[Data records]
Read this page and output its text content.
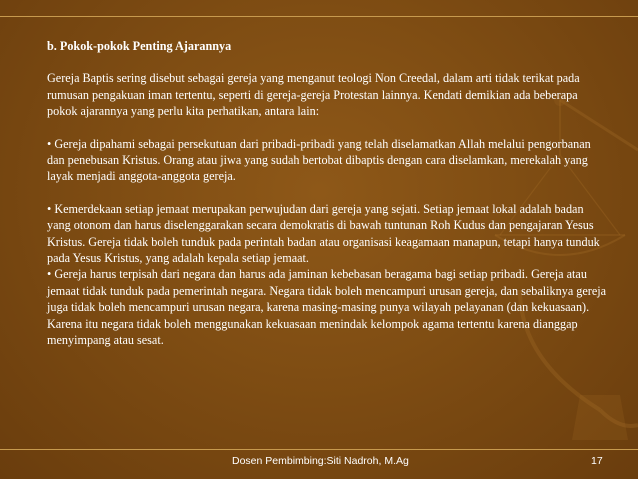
b. Pokok-pokok Penting Ajarannya

Gereja Baptis sering disebut sebagai gereja yang menganut teologi Non Creedal, dalam arti tidak terikat pada rumusan pengakuan iman tertentu, seperti di gereja-gereja Protestan lainnya. Kendati demikian ada beberapa pokok ajarannya yang perlu kita perhatikan, antara lain:

• Gereja dipahami sebagai persekutuan dari pribadi-pribadi yang telah diselamatkan Allah melalui pengorbanan dan penebusan Kristus. Orang atau jiwa yang sudah bertobat dibaptis dengan cara diselamkan, merekalah yang layak menjadi anggota-anggota gereja.

• Kemerdekaan setiap jemaat merupakan perwujudan dari gereja yang sejati. Setiap jemaat lokal adalah badan yang otonom dan harus diselenggarakan secara demokratis di bawah tuntunan Roh Kudus dan pengajaran Yesus Kristus. Gereja tidak boleh tunduk pada perintah badan atau organisasi keagamaan manapun, tetapi hanya tunduk pada Yesus Kristus, yang adalah kepala setiap jemaat.

• Gereja harus terpisah dari negara dan harus ada jaminan kebebasan beragama bagi setiap pribadi. Gereja atau jemaat tidak tunduk pada pemerintah negara. Negara tidak boleh mencampuri urusan gereja, dan sebaliknya gereja juga tidak boleh mencampuri urusan negara, karena masing-masing punya wilayah pelayanan (dan kekuasaan). Karena itu negara tidak boleh menggunakan kekuasaan menindak kelompok agama tertentu karena dianggap menyimpang atau sesat.

Dosen Pembimbing:Siti Nadroh, M.Ag	17
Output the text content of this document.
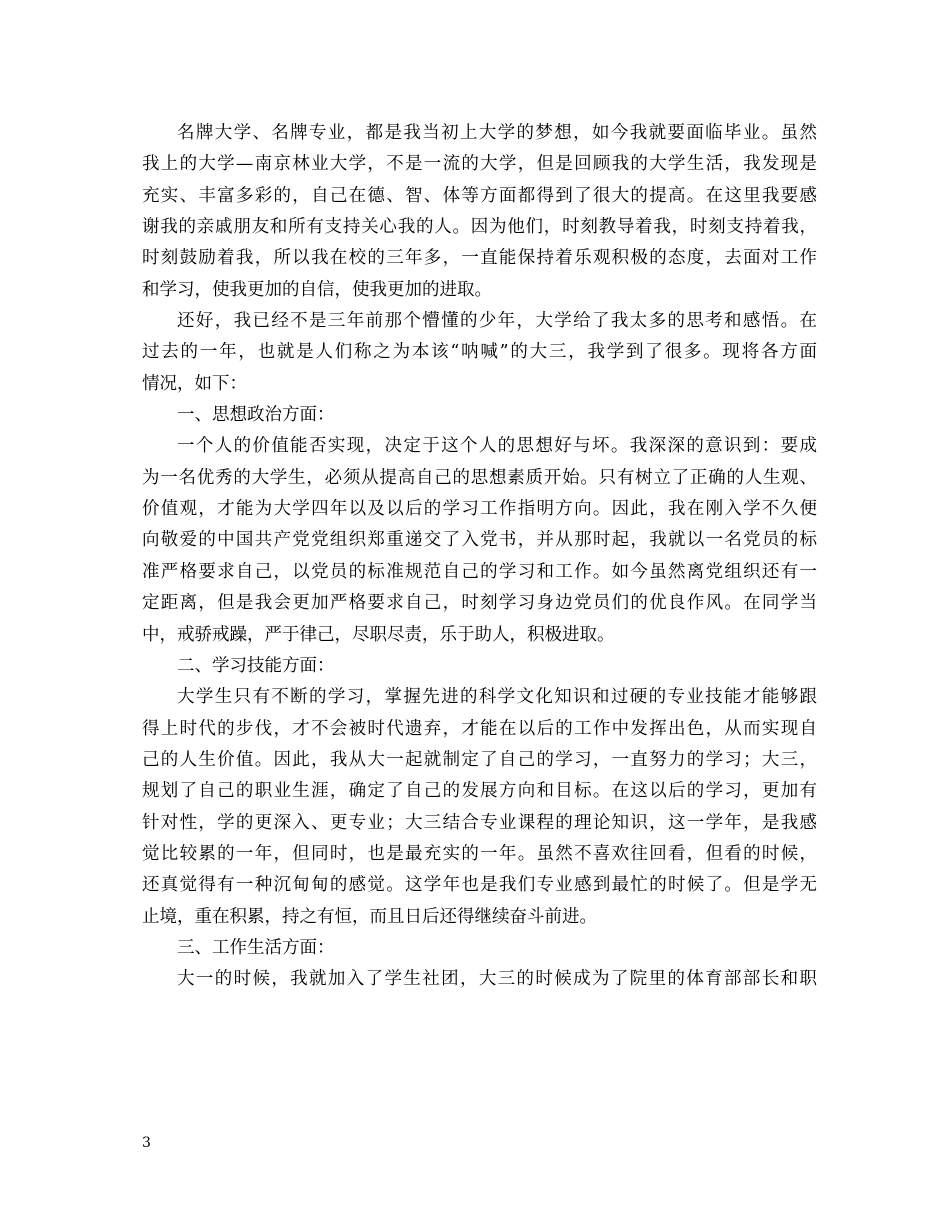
名牌大学、名牌专业，都是我当初上大学的梦想，如今我就要面临毕业。虽然
我上的大学—南京林业大学，不是一流的大学，但是回顾我的大学生活，我发现是
充实、丰富多彩的，自己在德、智、体等方面都得到了很大的提高。在这里我要感
谢我的亲戚朋友和所有支持关心我的人。因为他们，时刻教导着我，时刻支持着我，
时刻鼓励着我，所以我在校的三年多，一直能保持着乐观积极的态度，去面对工作
和学习，使我更加的自信，使我更加的进取。
还好，我已经不是三年前那个懵懂的少年，大学给了我太多的思考和感悟。在
过去的一年，也就是人们称之为本该“呐喊”的大三，我学到了很多。现将各方面
情况，如下：
一、思想政治方面：
一个人的价值能否实现，决定于这个人的思想好与坏。我深深的意识到：要成
为一名优秀的大学生，必须从提高自己的思想素质开始。只有树立了正确的人生观、
价值观，才能为大学四年以及以后的学习工作指明方向。因此，我在刚入学不久便
向敬爱的中国共产党党组织郑重递交了入党书，并从那时起，我就以一名党员的标
准严格要求自己，以党员的标准规范自己的学习和工作。如今虽然离党组织还有一
定距离，但是我会更加严格要求自己，时刻学习身边党员们的优良作风。在同学当
中，戒骄戒躁，严于律己，尽职尽责，乐于助人，积极进取。
二、学习技能方面：
大学生只有不断的学习，掌握先进的科学文化知识和过硬的专业技能才能够跟
得上时代的步伐，才不会被时代遗弃，才能在以后的工作中发挥出色，从而实现自
己的人生价值。因此，我从大一起就制定了自己的学习，一直努力的学习；大三，
规划了自己的职业生涯，确定了自己的发展方向和目标。在这以后的学习，更加有
针对性，学的更深入、更专业；大三结合专业课程的理论知识，这一学年，是我感
觉比较累的一年，但同时，也是最充实的一年。虽然不喜欢往回看，但看的时候，
还真觉得有一种沉甸甸的感觉。这学年也是我们专业感到最忙的时候了。但是学无
止境，重在积累，持之有恒，而且日后还得继续奋斗前进。
三、工作生活方面：
大一的时候，我就加入了学生社团，大三的时候成为了院里的体育部部长和职
3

# Written task:
Keep the pictures out and write out the records exactly.

# Correct output:
Read this page and output its text content.
b. Pokok-pokok Penting Ajarannya

Gereja Baptis sering disebut sebagai gereja yang menganut teologi Non Creedal, dalam arti tidak terikat pada rumusan pengakuan iman tertentu, seperti di gereja-gereja Protestan lainnya. Kendati demikian ada beberapa pokok ajarannya yang perlu kita perhatikan, antara lain:

• Gereja dipahami sebagai persekutuan dari pribadi-pribadi yang telah diselamatkan Allah melalui pengorbanan dan penebusan Kristus. Orang atau jiwa yang sudah bertobat dibaptis dengan cara diselamkan, merekalah yang layak menjadi anggota-anggota gereja.

• Kemerdekaan setiap jemaat merupakan perwujudan dari gereja yang sejati. Setiap jemaat lokal adalah badan yang otonom dan harus diselenggarakan secara demokratis di bawah tuntunan Roh Kudus dan pengajaran Yesus Kristus. Gereja tidak boleh tunduk pada perintah badan atau organisasi keagamaan manapun, tetapi hanya tunduk pada Yesus Kristus, yang adalah kepala setiap jemaat.

• Gereja harus terpisah dari negara dan harus ada jaminan kebebasan beragama bagi setiap pribadi. Gereja atau jemaat tidak tunduk pada pemerintah negara. Negara tidak boleh mencampuri urusan gereja, dan sebaliknya gereja juga tidak boleh mencampuri urusan negara, karena masing-masing punya wilayah pelayanan (dan kekuasaan). Karena itu negara tidak boleh menggunakan kekuasaan menindak kelompok agama tertentu karena dianggap menyimpang atau sesat.

Dosen Pembimbing:Siti Nadroh, M.Ag	17
Output the text content of this document.
名牌大学、名牌专业，都是我当初上大学的梦想，如今我就要面临毕业。虽然
我上的大学—南京林业大学，不是一流的大学，但是回顾我的大学生活，我发现是
充实、丰富多彩的，自己在德、智、体等方面都得到了很大的提高。在这里我要感
谢我的亲戚朋友和所有支持关心我的人。因为他们，时刻教导着我，时刻支持着我，
时刻鼓励着我，所以我在校的三年多，一直能保持着乐观积极的态度，去面对工作
和学习，使我更加的自信，使我更加的进取。
还好，我已经不是三年前那个懵懂的少年，大学给了我太多的思考和感悟。在
过去的一年，也就是人们称之为本该“呐喊”的大三，我学到了很多。现将各方面
情况，如下：
一、思想政治方面：
一个人的价值能否实现，决定于这个人的思想好与坏。我深深的意识到：要成
为一名优秀的大学生，必须从提高自己的思想素质开始。只有树立了正确的人生观、
价值观，才能为大学四年以及以后的学习工作指明方向。因此，我在刚入学不久便
向敬爱的中国共产党党组织郑重递交了入党书，并从那时起，我就以一名党员的标
准严格要求自己，以党员的标准规范自己的学习和工作。如今虽然离党组织还有一
定距离，但是我会更加严格要求自己，时刻学习身边党员们的优良作风。在同学当
中，戒骄戒躁，严于律己，尽职尽责，乐于助人，积极进取。
二、学习技能方面：
大学生只有不断的学习，掌握先进的科学文化知识和过硬的专业技能才能够跟
得上时代的步伐，才不会被时代遗弃，才能在以后的工作中发挥出色，从而实现自
己的人生价值。因此，我从大一起就制定了自己的学习，一直努力的学习；大三，
规划了自己的职业生涯，确定了自己的发展方向和目标。在这以后的学习，更加有
针对性，学的更深入、更专业；大三结合专业课程的理论知识，这一学年，是我感
觉比较累的一年，但同时，也是最充实的一年。虽然不喜欢往回看，但看的时候，
还真觉得有一种沉甸甸的感觉。这学年也是我们专业感到最忙的时候了。但是学无
止境，重在积累，持之有恒，而且日后还得继续奋斗前进。
三、工作生活方面：
大一的时候，我就加入了学生社团，大三的时候成为了院里的体育部部长和职
3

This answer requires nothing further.